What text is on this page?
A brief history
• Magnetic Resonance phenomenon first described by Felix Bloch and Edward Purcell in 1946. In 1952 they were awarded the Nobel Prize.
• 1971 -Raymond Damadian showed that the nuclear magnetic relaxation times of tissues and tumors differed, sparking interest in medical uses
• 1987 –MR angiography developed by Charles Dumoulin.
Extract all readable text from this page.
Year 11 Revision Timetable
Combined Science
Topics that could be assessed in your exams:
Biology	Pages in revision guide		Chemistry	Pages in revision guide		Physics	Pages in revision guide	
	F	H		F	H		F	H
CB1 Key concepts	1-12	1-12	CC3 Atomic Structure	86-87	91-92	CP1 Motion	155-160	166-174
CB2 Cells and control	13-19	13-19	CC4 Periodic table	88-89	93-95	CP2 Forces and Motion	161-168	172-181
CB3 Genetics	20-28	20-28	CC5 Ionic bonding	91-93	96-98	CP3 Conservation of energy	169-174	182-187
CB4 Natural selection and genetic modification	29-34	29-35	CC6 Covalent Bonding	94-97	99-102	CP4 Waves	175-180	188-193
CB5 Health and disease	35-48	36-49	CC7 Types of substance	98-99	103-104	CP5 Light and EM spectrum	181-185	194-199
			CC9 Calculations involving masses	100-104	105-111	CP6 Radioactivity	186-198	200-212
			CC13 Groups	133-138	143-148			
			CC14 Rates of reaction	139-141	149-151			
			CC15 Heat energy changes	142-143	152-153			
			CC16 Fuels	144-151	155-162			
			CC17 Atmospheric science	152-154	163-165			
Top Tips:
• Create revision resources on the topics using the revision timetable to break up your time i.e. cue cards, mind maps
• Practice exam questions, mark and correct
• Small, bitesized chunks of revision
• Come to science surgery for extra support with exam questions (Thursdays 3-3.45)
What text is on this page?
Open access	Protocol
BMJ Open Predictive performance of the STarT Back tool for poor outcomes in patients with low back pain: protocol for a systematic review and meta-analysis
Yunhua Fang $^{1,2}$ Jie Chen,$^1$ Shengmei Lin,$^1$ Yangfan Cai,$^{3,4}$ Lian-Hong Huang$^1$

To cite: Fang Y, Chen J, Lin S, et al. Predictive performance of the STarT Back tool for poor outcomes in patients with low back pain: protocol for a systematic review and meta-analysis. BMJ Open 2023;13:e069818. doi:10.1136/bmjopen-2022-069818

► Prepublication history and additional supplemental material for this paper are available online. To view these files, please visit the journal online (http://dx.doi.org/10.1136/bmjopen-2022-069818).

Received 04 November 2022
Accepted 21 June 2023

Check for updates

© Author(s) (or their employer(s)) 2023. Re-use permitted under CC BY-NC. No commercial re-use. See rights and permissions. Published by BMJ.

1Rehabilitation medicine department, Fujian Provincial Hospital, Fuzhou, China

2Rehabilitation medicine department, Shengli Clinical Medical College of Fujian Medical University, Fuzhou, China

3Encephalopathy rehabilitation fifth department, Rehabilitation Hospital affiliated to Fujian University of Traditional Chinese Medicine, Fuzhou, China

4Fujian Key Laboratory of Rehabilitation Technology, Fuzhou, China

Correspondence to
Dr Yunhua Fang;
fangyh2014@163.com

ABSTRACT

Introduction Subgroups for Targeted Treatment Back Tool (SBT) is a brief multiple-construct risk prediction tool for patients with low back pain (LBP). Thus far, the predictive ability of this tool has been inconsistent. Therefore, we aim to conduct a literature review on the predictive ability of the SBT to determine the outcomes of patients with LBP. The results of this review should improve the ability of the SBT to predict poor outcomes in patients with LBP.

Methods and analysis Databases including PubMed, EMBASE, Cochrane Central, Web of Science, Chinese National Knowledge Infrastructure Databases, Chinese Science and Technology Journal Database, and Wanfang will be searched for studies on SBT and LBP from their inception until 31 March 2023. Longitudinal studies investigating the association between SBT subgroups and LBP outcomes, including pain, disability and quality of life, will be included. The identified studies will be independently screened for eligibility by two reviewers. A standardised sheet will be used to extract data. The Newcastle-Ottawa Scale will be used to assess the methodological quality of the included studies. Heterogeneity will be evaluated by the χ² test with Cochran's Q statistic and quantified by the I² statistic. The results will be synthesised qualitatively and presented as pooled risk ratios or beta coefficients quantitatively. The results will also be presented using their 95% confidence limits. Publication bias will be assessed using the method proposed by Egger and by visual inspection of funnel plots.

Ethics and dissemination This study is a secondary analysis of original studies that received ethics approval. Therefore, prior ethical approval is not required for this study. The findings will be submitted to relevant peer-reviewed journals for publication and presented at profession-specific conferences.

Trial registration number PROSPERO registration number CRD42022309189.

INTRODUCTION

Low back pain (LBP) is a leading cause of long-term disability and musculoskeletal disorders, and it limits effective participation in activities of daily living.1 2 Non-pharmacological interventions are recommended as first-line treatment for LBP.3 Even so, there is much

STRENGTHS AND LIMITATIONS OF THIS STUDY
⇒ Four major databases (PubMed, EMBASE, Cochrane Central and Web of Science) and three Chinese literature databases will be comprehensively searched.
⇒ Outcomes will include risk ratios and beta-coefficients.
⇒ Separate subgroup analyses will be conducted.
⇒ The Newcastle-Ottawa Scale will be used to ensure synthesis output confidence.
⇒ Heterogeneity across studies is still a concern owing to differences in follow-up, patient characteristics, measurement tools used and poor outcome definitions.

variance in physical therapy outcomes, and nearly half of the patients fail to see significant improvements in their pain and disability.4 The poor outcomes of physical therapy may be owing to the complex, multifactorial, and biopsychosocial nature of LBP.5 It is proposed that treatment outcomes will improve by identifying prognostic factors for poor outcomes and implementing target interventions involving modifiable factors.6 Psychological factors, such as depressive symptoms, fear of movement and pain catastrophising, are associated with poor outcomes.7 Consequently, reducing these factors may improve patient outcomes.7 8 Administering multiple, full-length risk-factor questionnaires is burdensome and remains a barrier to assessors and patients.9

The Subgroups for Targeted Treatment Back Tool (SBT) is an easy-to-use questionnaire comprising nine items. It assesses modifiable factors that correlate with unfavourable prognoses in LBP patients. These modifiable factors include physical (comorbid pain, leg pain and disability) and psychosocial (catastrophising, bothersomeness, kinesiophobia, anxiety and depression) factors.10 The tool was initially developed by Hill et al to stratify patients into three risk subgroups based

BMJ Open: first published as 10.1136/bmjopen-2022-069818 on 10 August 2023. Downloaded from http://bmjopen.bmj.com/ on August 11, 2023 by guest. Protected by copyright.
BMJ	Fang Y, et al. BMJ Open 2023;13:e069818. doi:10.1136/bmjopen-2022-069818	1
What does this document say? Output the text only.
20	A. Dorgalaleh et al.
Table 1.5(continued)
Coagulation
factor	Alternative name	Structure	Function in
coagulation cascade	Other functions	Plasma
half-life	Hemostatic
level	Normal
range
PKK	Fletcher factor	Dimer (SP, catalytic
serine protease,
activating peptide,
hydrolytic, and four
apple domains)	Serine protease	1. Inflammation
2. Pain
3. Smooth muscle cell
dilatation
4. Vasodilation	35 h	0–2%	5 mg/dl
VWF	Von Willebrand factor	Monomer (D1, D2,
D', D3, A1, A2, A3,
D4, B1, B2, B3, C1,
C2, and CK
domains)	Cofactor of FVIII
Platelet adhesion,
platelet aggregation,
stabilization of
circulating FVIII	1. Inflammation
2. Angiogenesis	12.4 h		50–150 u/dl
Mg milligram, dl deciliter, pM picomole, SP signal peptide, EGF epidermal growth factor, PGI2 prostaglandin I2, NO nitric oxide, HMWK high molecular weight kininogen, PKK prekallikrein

*-*-*

> **Task**:
Each record must be repeated exactly as it is.

> **Completed exercise**:
What text is on this page?
A brief history
• Magnetic Resonance phenomenon first described by Felix Bloch and Edward Purcell in 1946. In 1952 they were awarded the Nobel Prize.
• 1971 -Raymond Damadian showed that the nuclear magnetic relaxation times of tissues and tumors differed, sparking interest in medical uses
• 1987 –MR angiography developed by Charles Dumoulin.
Extract all readable text from this page.
Year 11 Revision Timetable
Combined Science
Topics that could be assessed in your exams:
Biology	Pages in revision guide		Chemistry	Pages in revision guide		Physics	Pages in revision guide	
	F	H		F	H		F	H
CB1 Key concepts	1-12	1-12	CC3 Atomic Structure	86-87	91-92	CP1 Motion	155-160	166-174
CB2 Cells and control	13-19	13-19	CC4 Periodic table	88-89	93-95	CP2 Forces and Motion	161-168	172-181
CB3 Genetics	20-28	20-28	CC5 Ionic bonding	91-93	96-98	CP3 Conservation of energy	169-174	182-187
CB4 Natural selection and genetic modification	29-34	29-35	CC6 Covalent Bonding	94-97	99-102	CP4 Waves	175-180	188-193
CB5 Health and disease	35-48	36-49	CC7 Types of substance	98-99	103-104	CP5 Light and EM spectrum	181-185	194-199
			CC9 Calculations involving masses	100-104	105-111	CP6 Radioactivity	186-198	200-212
			CC13 Groups	133-138	143-148			
			CC14 Rates of reaction	139-141	149-151			
			CC15 Heat energy changes	142-143	152-153			
			CC16 Fuels	144-151	155-162			
			CC17 Atmospheric science	152-154	163-165			
Top Tips:
• Create revision resources on the topics using the revision timetable to break up your time i.e. cue cards, mind maps
• Practice exam questions, mark and correct
• Small, bitesized chunks of revision
• Come to science surgery for extra support with exam questions (Thursdays 3-3.45)
What text is on this page?
Open access	Protocol
BMJ Open Predictive performance of the STarT Back tool for poor outcomes in patients with low back pain: protocol for a systematic review and meta-analysis
Yunhua Fang $^{1,2}$ Jie Chen,$^1$ Shengmei Lin,$^1$ Yangfan Cai,$^{3,4}$ Lian-Hong Huang$^1$

To cite: Fang Y, Chen J, Lin S, et al. Predictive performance of the STarT Back tool for poor outcomes in patients with low back pain: protocol for a systematic review and meta-analysis. BMJ Open 2023;13:e069818. doi:10.1136/bmjopen-2022-069818

► Prepublication history and additional supplemental material for this paper are available online. To view these files, please visit the journal online (http://dx.doi.org/10.1136/bmjopen-2022-069818).

Received 04 November 2022
Accepted 21 June 2023

Check for updates

© Author(s) (or their employer(s)) 2023. Re-use permitted under CC BY-NC. No commercial re-use. See rights and permissions. Published by BMJ.

1Rehabilitation medicine department, Fujian Provincial Hospital, Fuzhou, China

2Rehabilitation medicine department, Shengli Clinical Medical College of Fujian Medical University, Fuzhou, China

3Encephalopathy rehabilitation fifth department, Rehabilitation Hospital affiliated to Fujian University of Traditional Chinese Medicine, Fuzhou, China

4Fujian Key Laboratory of Rehabilitation Technology, Fuzhou, China

Correspondence to
Dr Yunhua Fang;
fangyh2014@163.com

ABSTRACT

Introduction Subgroups for Targeted Treatment Back Tool (SBT) is a brief multiple-construct risk prediction tool for patients with low back pain (LBP). Thus far, the predictive ability of this tool has been inconsistent. Therefore, we aim to conduct a literature review on the predictive ability of the SBT to determine the outcomes of patients with LBP. The results of this review should improve the ability of the SBT to predict poor outcomes in patients with LBP.

Methods and analysis Databases including PubMed, EMBASE, Cochrane Central, Web of Science, Chinese National Knowledge Infrastructure Databases, Chinese Science and Technology Journal Database, and Wanfang will be searched for studies on SBT and LBP from their inception until 31 March 2023. Longitudinal studies investigating the association between SBT subgroups and LBP outcomes, including pain, disability and quality of life, will be included. The identified studies will be independently screened for eligibility by two reviewers. A standardised sheet will be used to extract data. The Newcastle-Ottawa Scale will be used to assess the methodological quality of the included studies. Heterogeneity will be evaluated by the χ² test with Cochran's Q statistic and quantified by the I² statistic. The results will be synthesised qualitatively and presented as pooled risk ratios or beta coefficients quantitatively. The results will also be presented using their 95% confidence limits. Publication bias will be assessed using the method proposed by Egger and by visual inspection of funnel plots.

Ethics and dissemination This study is a secondary analysis of original studies that received ethics approval. Therefore, prior ethical approval is not required for this study. The findings will be submitted to relevant peer-reviewed journals for publication and presented at profession-specific conferences.

Trial registration number PROSPERO registration number CRD42022309189.

INTRODUCTION

Low back pain (LBP) is a leading cause of long-term disability and musculoskeletal disorders, and it limits effective participation in activities of daily living.1 2 Non-pharmacological interventions are recommended as first-line treatment for LBP.3 Even so, there is much

STRENGTHS AND LIMITATIONS OF THIS STUDY
⇒ Four major databases (PubMed, EMBASE, Cochrane Central and Web of Science) and three Chinese literature databases will be comprehensively searched.
⇒ Outcomes will include risk ratios and beta-coefficients.
⇒ Separate subgroup analyses will be conducted.
⇒ The Newcastle-Ottawa Scale will be used to ensure synthesis output confidence.
⇒ Heterogeneity across studies is still a concern owing to differences in follow-up, patient characteristics, measurement tools used and poor outcome definitions.

variance in physical therapy outcomes, and nearly half of the patients fail to see significant improvements in their pain and disability.4 The poor outcomes of physical therapy may be owing to the complex, multifactorial, and biopsychosocial nature of LBP.5 It is proposed that treatment outcomes will improve by identifying prognostic factors for poor outcomes and implementing target interventions involving modifiable factors.6 Psychological factors, such as depressive symptoms, fear of movement and pain catastrophising, are associated with poor outcomes.7 Consequently, reducing these factors may improve patient outcomes.7 8 Administering multiple, full-length risk-factor questionnaires is burdensome and remains a barrier to assessors and patients.9

The Subgroups for Targeted Treatment Back Tool (SBT) is an easy-to-use questionnaire comprising nine items. It assesses modifiable factors that correlate with unfavourable prognoses in LBP patients. These modifiable factors include physical (comorbid pain, leg pain and disability) and psychosocial (catastrophising, bothersomeness, kinesiophobia, anxiety and depression) factors.10 The tool was initially developed by Hill et al to stratify patients into three risk subgroups based

BMJ Open: first published as 10.1136/bmjopen-2022-069818 on 10 August 2023. Downloaded from http://bmjopen.bmj.com/ on August 11, 2023 by guest. Protected by copyright.
BMJ	Fang Y, et al. BMJ Open 2023;13:e069818. doi:10.1136/bmjopen-2022-069818	1
What does this document say? Output the text only.
20	A. Dorgalaleh et al.
Table 1.5(continued)
Coagulation
factor	Alternative name	Structure	Function in
coagulation cascade	Other functions	Plasma
half-life	Hemostatic
level	Normal
range
PKK	Fletcher factor	Dimer (SP, catalytic
serine protease,
activating peptide,
hydrolytic, and four
apple domains)	Serine protease	1. Inflammation
2. Pain
3. Smooth muscle cell
dilatation
4. Vasodilation	35 h	0–2%	5 mg/dl
VWF	Von Willebrand factor	Monomer (D1, D2,
D', D3, A1, A2, A3,
D4, B1, B2, B3, C1,
C2, and CK
domains)	Cofactor of FVIII
Platelet adhesion,
platelet aggregation,
stabilization of
circulating FVIII	1. Inflammation
2. Angiogenesis	12.4 h		50–150 u/dl
Mg milligram, dl deciliter, pM picomole, SP signal peptide, EGF epidermal growth factor, PGI2 prostaglandin I2, NO nitric oxide, HMWK high molecular weight kininogen, PKK prekallikrein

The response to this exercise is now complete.